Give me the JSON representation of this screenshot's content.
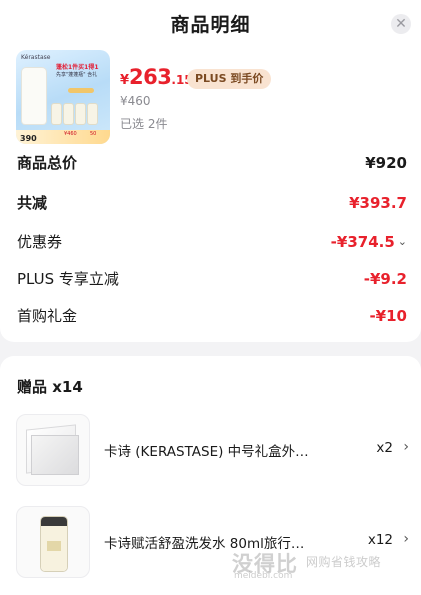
{
  "header": {
    "title": "商品明细"
  },
  "product": {
    "price_currency": "¥",
    "price_int": "263",
    "price_dec": ".15",
    "plus_badge": "PLUS 到手价",
    "original_price": "¥460",
    "selected_count": "已选 2件",
    "thumb": {
      "brand": "Kérastase",
      "ad_line1": "蓬松1件买1得1",
      "ad_line2": "先享\"蓬蓬瓶\" 含礼",
      "price_badge": "390",
      "tag_left": "¥460",
      "tag_right": "50"
    }
  },
  "summary": {
    "total_label": "商品总价",
    "total_value": "¥920",
    "discount_label": "共减",
    "discount_value": "¥393.7",
    "coupon_label": "优惠券",
    "coupon_value": "-¥374.5",
    "plus_label": "PLUS 专享立减",
    "plus_value": "-¥9.2",
    "first_label": "首购礼金",
    "first_value": "-¥10"
  },
  "gifts": {
    "title": "赠品 x14",
    "items": [
      {
        "name": "卡诗 (KERASTASE) 中号礼盒外…",
        "qty": "x2"
      },
      {
        "name": "卡诗赋活舒盈洗发水 80ml旅行…",
        "qty": "x12"
      }
    ]
  },
  "watermark": {
    "logo": "没得比",
    "site": "meidebi.com",
    "slogan": "网购省钱攻略"
  },
  "colors": {
    "price_red": "#e8212c",
    "plus_badge_bg": "#f9e3d1",
    "plus_badge_text": "#7b4a22"
  },
  "icons": [
    "close-icon",
    "chevron-down-icon",
    "chevron-right-icon"
  ]
}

====

● The task:
State how many lines of the listing hold the string "name"; reply with the number and nothing else.

● Result:
2